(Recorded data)
* * * * * * * * *

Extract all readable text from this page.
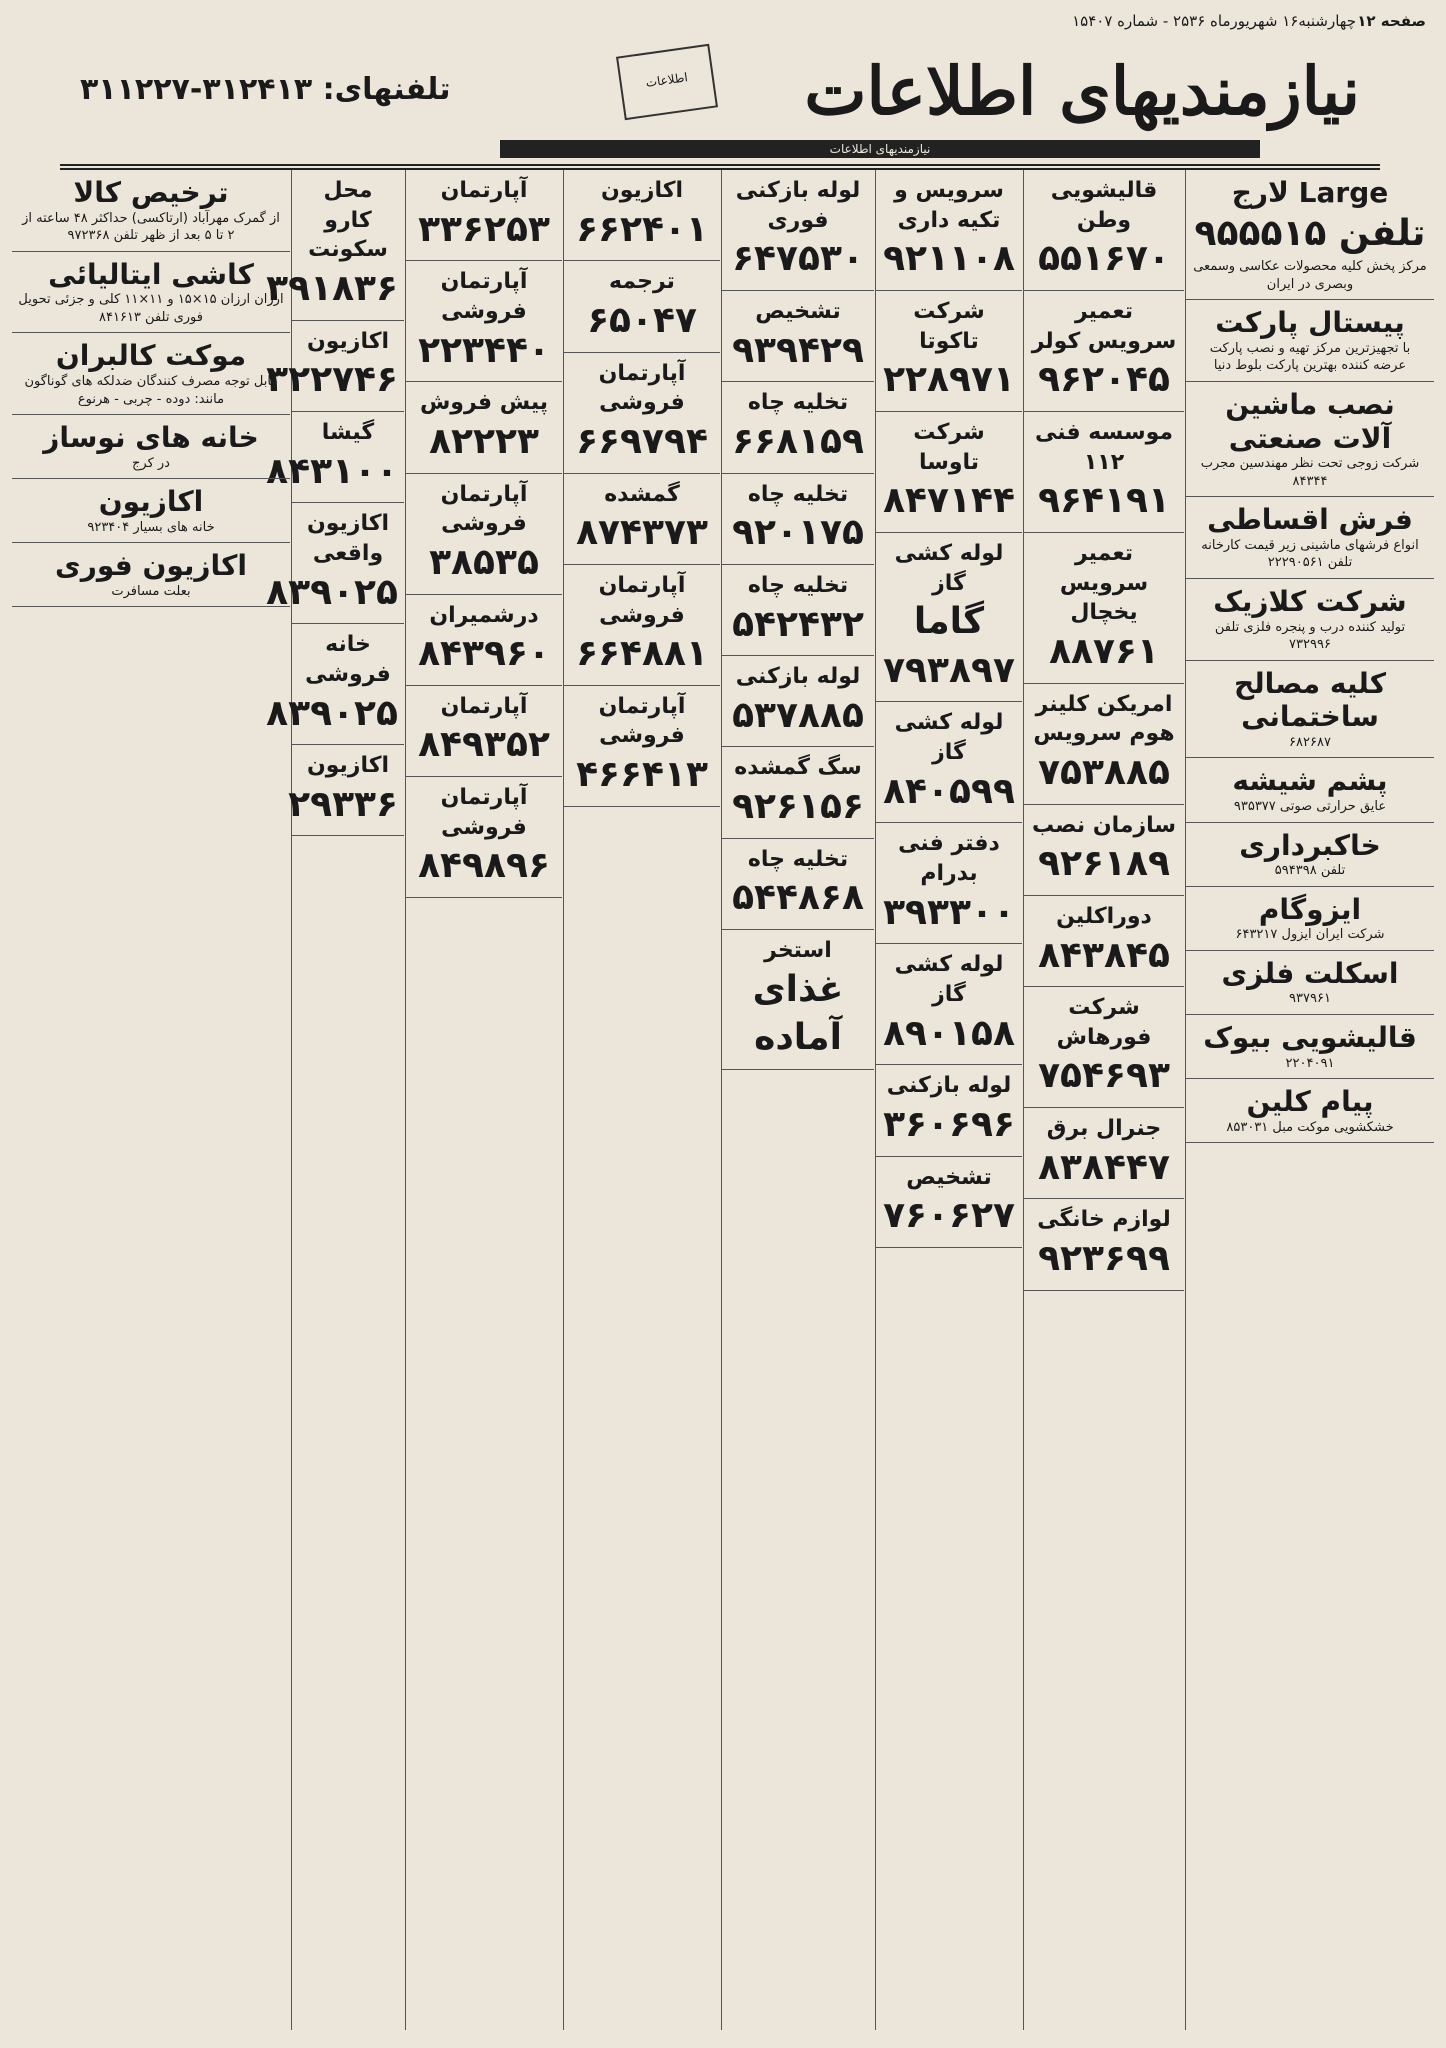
صفحه ۱۲
چهارشنبه۱۶ شهریورماه ۲۵۳۶ - شماره ۱۵۴۰۷
نیازمندیهای اطلاعات
اطلاعات
تلفنهای: ۳۱۲۴۱۳-۳۱۱۲۲۷
نیازمندیهای اطلاعات
Large لارج
تلفن ۹۵۵۵۱۵
مرکز پخش کلیه محصولات عکاسی وسمعی وبصری در ایران
پیستال پارکت
با تجهیزترین مرکز تهیه و نصب پارکت عرضه کننده بهترین پارکت بلوط دنیا
نصب ماشین آلات صنعتی
شرکت زوجی تحت نظر مهندسین مجرب ۸۴۳۴۴
فرش اقساطی
انواع فرشهای ماشینی زیر قیمت کارخانه تلفن ۲۲۲۹۰۵۶۱
شرکت کلازیک
تولید کننده درب و پنجره فلزی تلفن ۷۳۲۹۹۶
کلیه مصالح ساختمانی
۶۸۲۶۸۷
پشم شیشه
عایق حرارتی صوتی ۹۳۵۳۷۷
خاکبرداری
تلفن ۵۹۴۳۹۸
ایزوگام
شرکت ایران ایزول ۶۴۳۲۱۷
اسکلت فلزی
۹۳۷۹۶۱
قالیشویی بیوک
۲۲۰۴۰۹۱
پیام کلین
خشکشویی موکت مبل ۸۵۳۰۳۱
قالیشویی وطن
۵۵۱۶۷۰
تعمیر سرویس کولر
۹۶۲۰۴۵
موسسه فنی ۱۱۲
۹۶۴۱۹۱
تعمیر سرویس یخچال
۸۸۷۶۱
امریکن کلینر هوم سرویس
۷۵۳۸۸۵
سازمان نصب
۹۲۶۱۸۹
دوراکلین
۸۴۳۸۴۵
شرکت فورهاش
۷۵۴۶۹۳
جنرال برق
۸۳۸۴۴۷
لوازم خانگی
۹۲۳۶۹۹
سرویس و تکیه داری
۹۲۱۱۰۸
شرکت تاکوتا
۲۲۸۹۷۱
شرکت تاوسا
۸۴۷۱۴۴
لوله کشی گاز
گاما ۷۹۳۸۹۷
لوله کشی گاز
۸۴۰۵۹۹
دفتر فنی بدرام
۳۹۳۳۰۰
لوله کشی گاز
۸۹۰۱۵۸
لوله بازکنی
۳۶۰۶۹۶
تشخیص
۷۶۰۶۲۷
لوله بازکنی فوری
۶۴۷۵۳۰
تشخیص
۹۳۹۴۲۹
تخلیه چاه
۶۶۸۱۵۹
تخلیه چاه
۹۲۰۱۷۵
تخلیه چاه
۵۴۲۴۳۲
لوله بازکنی
۵۳۷۸۸۵
سگ گمشده
۹۲۶۱۵۶
تخلیه چاه
۵۴۴۸۶۸
استخر
غذای آماده
اکازیون
۶۶۲۴۰۱
ترجمه
۶۵۰۴۷
آپارتمان فروشی
۶۶۹۷۹۴
گمشده
۸۷۴۳۷۳
آپارتمان فروشی
۶۶۴۸۸۱
آپارتمان فروشی
۴۶۶۴۱۳
آپارتمان
۳۳۶۲۵۳
آپارتمان فروشی
۲۲۳۴۴۰
پیش فروش
۸۲۲۲۳
آپارتمان فروشی
۳۸۵۳۵
درشمیران
۸۴۳۹۶۰
آپارتمان
۸۴۹۳۵۲
آپارتمان فروشی
۸۴۹۸۹۶
محل کارو سکونت
۳۹۱۸۳۶
اکازیون
۳۲۲۷۴۶
گیشا
۸۴۳۱۰۰
اکازیون واقعی
۸۳۹۰۲۵
خانه فروشی
۸۳۹۰۲۵
اکازیون
۲۹۳۳۶
ترخیص کالا
از گمرک مهرآباد (ارتاکسی) حداکثر ۴۸ ساعته از ۲ تا ۵ بعد از ظهر تلفن ۹۷۲۳۶۸
کاشی ایتالیائی
ارزان ارزان ۱۵×۱۵ و ۱۱×۱۱ کلی و جزئی تحویل فوری تلفن ۸۴۱۶۱۳
موکت کالبران
قابل توجه مصرف کنندگان ضدلکه های گوناگون مانند: دوده - چربی - هرنوع
خانه های نوساز
در کرج
اکازیون
خانه های بسیار ۹۲۳۴۰۴
اکازیون فوری
بعلت مسافرت
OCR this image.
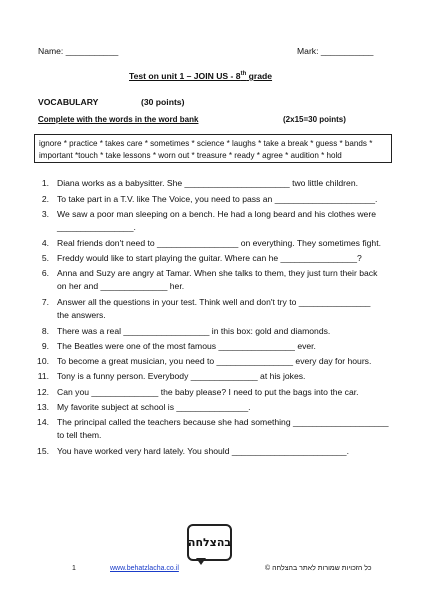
Name: ___________	Mark: ___________
Test on unit 1 – JOIN US - 8th grade
VOCABULARY	(30 points)
Complete with the words in the word bank	(2x15=30 points)
ignore * practice * takes care * sometimes * science * laughs * take a break * guess * bands *
important *touch * take lessons * worn out * treasure * ready * agree * audition * hold
1. Diana works as a babysitter. She ______________________ two little children.
2. To take part in a T.V. like The Voice, you need to pass an _____________________.
3. We saw a poor man sleeping on a bench. He had a long beard and his clothes were
________________.
4. Real friends don't need to _________________ on everything. They sometimes fight.
5. Freddy would like to start playing the guitar. Where can he ________________?
6. Anna and Suzy are angry at Tamar. When she talks to them, they just turn their back
on her and ______________ her.
7. Answer all the questions in your test. Think well and don't try to _______________
the answers.
8. There was a real __________________ in this box: gold and diamonds.
9. The Beatles were one of the most famous ________________ ever.
10. To become a great musician, you need to ________________ every day for hours.
11. Tony is a funny person. Everybody ______________ at his jokes.
12. Can you ______________ the baby please? I need to put the bags into the car.
13. My favorite subject at school is _______________.
14. The principal called the teachers because she had something ____________________
to tell them.
15. You have worked very hard lately. You should ________________________.
בהצלחה
1	www.behatzlacha.co.il	כל הזכויות שמורות לאתר בהצלחה ©
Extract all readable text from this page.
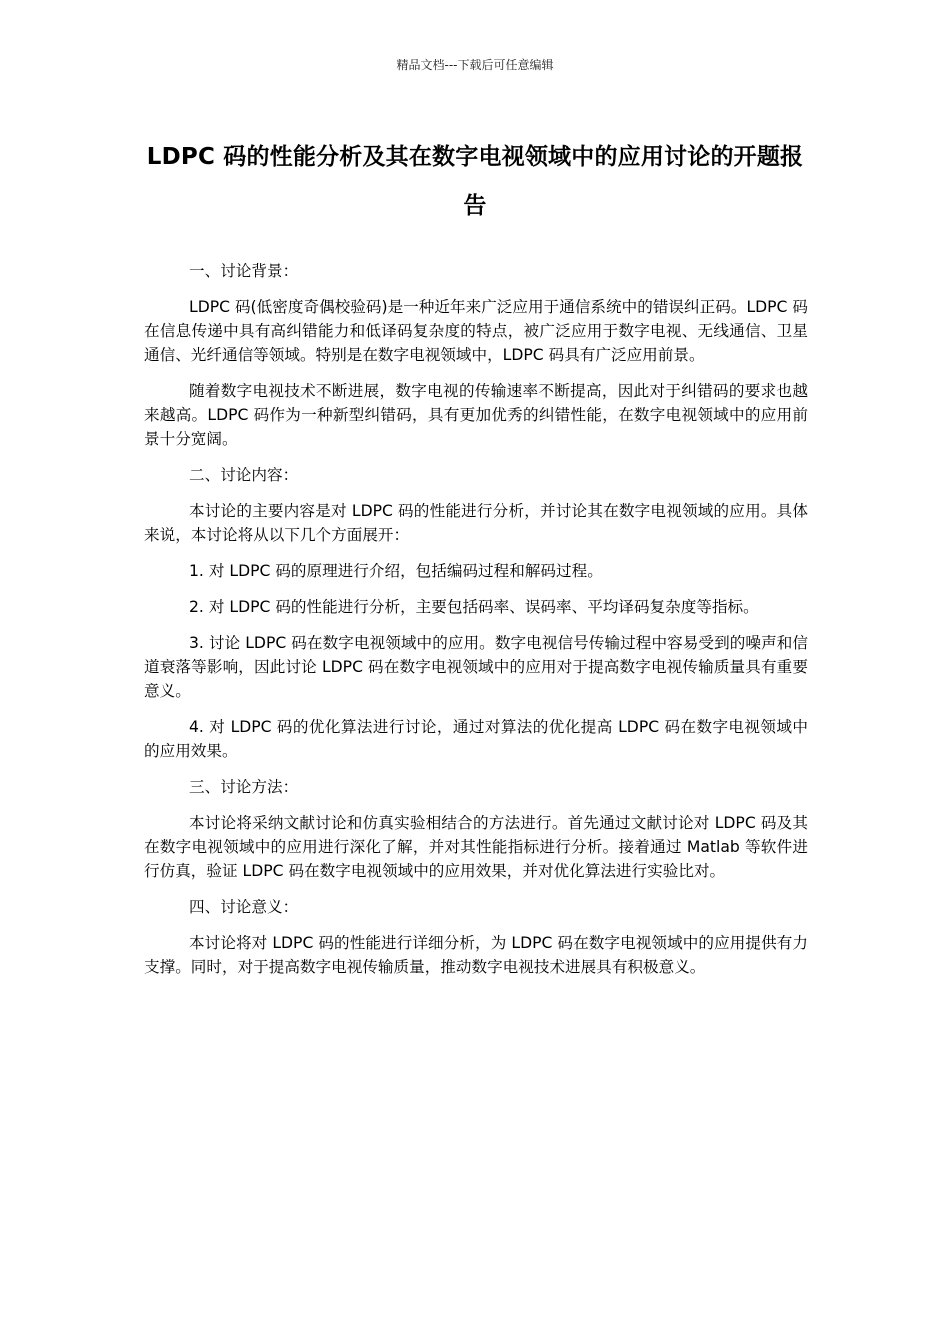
精品文档---下载后可任意编辑
LDPC 码的性能分析及其在数字电视领域中的应用讨论的开题报告

一、讨论背景：

LDPC 码(低密度奇偶校验码)是一种近年来广泛应用于通信系统中的错误纠正码。LDPC 码在信息传递中具有高纠错能力和低译码复杂度的特点，被广泛应用于数字电视、无线通信、卫星通信、光纤通信等领域。特别是在数字电视领域中，LDPC 码具有广泛应用前景。

随着数字电视技术不断进展，数字电视的传输速率不断提高，因此对于纠错码的要求也越来越高。LDPC 码作为一种新型纠错码，具有更加优秀的纠错性能，在数字电视领域中的应用前景十分宽阔。

二、讨论内容：

本讨论的主要内容是对 LDPC 码的性能进行分析，并讨论其在数字电视领域的应用。具体来说，本讨论将从以下几个方面展开：

1. 对 LDPC 码的原理进行介绍，包括编码过程和解码过程。

2. 对 LDPC 码的性能进行分析，主要包括码率、误码率、平均译码复杂度等指标。

3. 讨论 LDPC 码在数字电视领域中的应用。数字电视信号传输过程中容易受到的噪声和信道衰落等影响，因此讨论 LDPC 码在数字电视领域中的应用对于提高数字电视传输质量具有重要意义。

4. 对 LDPC 码的优化算法进行讨论，通过对算法的优化提高 LDPC 码在数字电视领域中的应用效果。

三、讨论方法：

本讨论将采纳文献讨论和仿真实验相结合的方法进行。首先通过文献讨论对 LDPC 码及其在数字电视领域中的应用进行深化了解，并对其性能指标进行分析。接着通过 Matlab 等软件进行仿真，验证 LDPC 码在数字电视领域中的应用效果，并对优化算法进行实验比对。

四、讨论意义：

本讨论将对 LDPC 码的性能进行详细分析，为 LDPC 码在数字电视领域中的应用提供有力支撑。同时，对于提高数字电视传输质量，推动数字电视技术进展具有积极意义。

* * * * * * * * *

## The problem:
Copy each line exactly, and leave the pictures out of your copy.

## Finished task:
Extract all readable text from this page.
صفحه ۱۲
چهارشنبه۱۶ شهریورماه ۲۵۳۶ - شماره ۱۵۴۰۷
نیازمندیهای اطلاعات
اطلاعات
تلفنهای: ۳۱۲۴۱۳-۳۱۱۲۲۷
نیازمندیهای اطلاعات
Large لارج
تلفن ۹۵۵۵۱۵
مرکز پخش کلیه محصولات عکاسی وسمعی وبصری در ایران
پیستال پارکت
با تجهیزترین مرکز تهیه و نصب پارکت عرضه کننده بهترین پارکت بلوط دنیا
نصب ماشین آلات صنعتی
شرکت زوجی تحت نظر مهندسین مجرب ۸۴۳۴۴
فرش اقساطی
انواع فرشهای ماشینی زیر قیمت کارخانه تلفن ۲۲۲۹۰۵۶۱
شرکت کلازیک
تولید کننده درب و پنجره فلزی تلفن ۷۳۲۹۹۶
کلیه مصالح ساختمانی
۶۸۲۶۸۷
پشم شیشه
عایق حرارتی صوتی ۹۳۵۳۷۷
خاکبرداری
تلفن ۵۹۴۳۹۸
ایزوگام
شرکت ایران ایزول ۶۴۳۲۱۷
اسکلت فلزی
۹۳۷۹۶۱
قالیشویی بیوک
۲۲۰۴۰۹۱
پیام کلین
خشکشویی موکت مبل ۸۵۳۰۳۱
قالیشویی وطن
۵۵۱۶۷۰
تعمیر سرویس کولر
۹۶۲۰۴۵
موسسه فنی ۱۱۲
۹۶۴۱۹۱
تعمیر سرویس یخچال
۸۸۷۶۱
امریکن کلینر هوم سرویس
۷۵۳۸۸۵
سازمان نصب
۹۲۶۱۸۹
دوراکلین
۸۴۳۸۴۵
شرکت فورهاش
۷۵۴۶۹۳
جنرال برق
۸۳۸۴۴۷
لوازم خانگی
۹۲۳۶۹۹
سرویس و تکیه داری
۹۲۱۱۰۸
شرکت تاکوتا
۲۲۸۹۷۱
شرکت تاوسا
۸۴۷۱۴۴
لوله کشی گاز
گاما ۷۹۳۸۹۷
لوله کشی گاز
۸۴۰۵۹۹
دفتر فنی بدرام
۳۹۳۳۰۰
لوله کشی گاز
۸۹۰۱۵۸
لوله بازکنی
۳۶۰۶۹۶
تشخیص
۷۶۰۶۲۷
لوله بازکنی فوری
۶۴۷۵۳۰
تشخیص
۹۳۹۴۲۹
تخلیه چاه
۶۶۸۱۵۹
تخلیه چاه
۹۲۰۱۷۵
تخلیه چاه
۵۴۲۴۳۲
لوله بازکنی
۵۳۷۸۸۵
سگ گمشده
۹۲۶۱۵۶
تخلیه چاه
۵۴۴۸۶۸
استخر
غذای آماده
اکازیون
۶۶۲۴۰۱
ترجمه
۶۵۰۴۷
آپارتمان فروشی
۶۶۹۷۹۴
گمشده
۸۷۴۳۷۳
آپارتمان فروشی
۶۶۴۸۸۱
آپارتمان فروشی
۴۶۶۴۱۳
آپارتمان
۳۳۶۲۵۳
آپارتمان فروشی
۲۲۳۴۴۰
پیش فروش
۸۲۲۲۳
آپارتمان فروشی
۳۸۵۳۵
درشمیران
۸۴۳۹۶۰
آپارتمان
۸۴۹۳۵۲
آپارتمان فروشی
۸۴۹۸۹۶
محل کارو سکونت
۳۹۱۸۳۶
اکازیون
۳۲۲۷۴۶
گیشا
۸۴۳۱۰۰
اکازیون واقعی
۸۳۹۰۲۵
خانه فروشی
۸۳۹۰۲۵
اکازیون
۲۹۳۳۶
ترخیص کالا
از گمرک مهرآباد (ارتاکسی) حداکثر ۴۸ ساعته از ۲ تا ۵ بعد از ظهر تلفن ۹۷۲۳۶۸
کاشی ایتالیائی
ارزان ارزان ۱۵×۱۵ و ۱۱×۱۱ کلی و جزئی تحویل فوری تلفن ۸۴۱۶۱۳
موکت کالبران
قابل توجه مصرف کنندگان ضدلکه های گوناگون مانند: دوده - چربی - هرنوع
خانه های نوساز
در کرج
اکازیون
خانه های بسیار ۹۲۳۴۰۴
اکازیون فوری
بعلت مسافرت
OCR this image.
Name: ___________	Mark: ___________
Test on unit 1 – JOIN US - 8th grade
VOCABULARY	(30 points)
Complete with the words in the word bank	(2x15=30 points)
ignore * practice * takes care * sometimes * science * laughs * take a break * guess * bands *
important *touch * take lessons * worn out * treasure * ready * agree * audition * hold
1. Diana works as a babysitter. She ______________________ two little children.
2. To take part in a T.V. like The Voice, you need to pass an _____________________.
3. We saw a poor man sleeping on a bench. He had a long beard and his clothes were
________________.
4. Real friends don't need to _________________ on everything. They sometimes fight.
5. Freddy would like to start playing the guitar. Where can he ________________?
6. Anna and Suzy are angry at Tamar. When she talks to them, they just turn their back
on her and ______________ her.
7. Answer all the questions in your test. Think well and don't try to _______________
the answers.
8. There was a real __________________ in this box: gold and diamonds.
9. The Beatles were one of the most famous ________________ ever.
10. To become a great musician, you need to ________________ every day for hours.
11. Tony is a funny person. Everybody ______________ at his jokes.
12. Can you ______________ the baby please? I need to put the bags into the car.
13. My favorite subject at school is _______________.
14. The principal called the teachers because she had something ____________________
to tell them.
15. You have worked very hard lately. You should ________________________.
בהצלחה
1	www.behatzlacha.co.il	כל הזכויות שמורות לאתר בהצלחה ©
Extract all readable text from this page.
精品文档---下载后可任意编辑
LDPC 码的性能分析及其在数字电视领域中的应用讨论的开题报告

一、讨论背景：

LDPC 码(低密度奇偶校验码)是一种近年来广泛应用于通信系统中的错误纠正码。LDPC 码在信息传递中具有高纠错能力和低译码复杂度的特点，被广泛应用于数字电视、无线通信、卫星通信、光纤通信等领域。特别是在数字电视领域中，LDPC 码具有广泛应用前景。

随着数字电视技术不断进展，数字电视的传输速率不断提高，因此对于纠错码的要求也越来越高。LDPC 码作为一种新型纠错码，具有更加优秀的纠错性能，在数字电视领域中的应用前景十分宽阔。

二、讨论内容：

本讨论的主要内容是对 LDPC 码的性能进行分析，并讨论其在数字电视领域的应用。具体来说，本讨论将从以下几个方面展开：

1. 对 LDPC 码的原理进行介绍，包括编码过程和解码过程。

2. 对 LDPC 码的性能进行分析，主要包括码率、误码率、平均译码复杂度等指标。

3. 讨论 LDPC 码在数字电视领域中的应用。数字电视信号传输过程中容易受到的噪声和信道衰落等影响，因此讨论 LDPC 码在数字电视领域中的应用对于提高数字电视传输质量具有重要意义。

4. 对 LDPC 码的优化算法进行讨论，通过对算法的优化提高 LDPC 码在数字电视领域中的应用效果。

三、讨论方法：

本讨论将采纳文献讨论和仿真实验相结合的方法进行。首先通过文献讨论对 LDPC 码及其在数字电视领域中的应用进行深化了解，并对其性能指标进行分析。接着通过 Matlab 等软件进行仿真，验证 LDPC 码在数字电视领域中的应用效果，并对优化算法进行实验比对。

四、讨论意义：

本讨论将对 LDPC 码的性能进行详细分析，为 LDPC 码在数字电视领域中的应用提供有力支撑。同时，对于提高数字电视传输质量，推动数字电视技术进展具有积极意义。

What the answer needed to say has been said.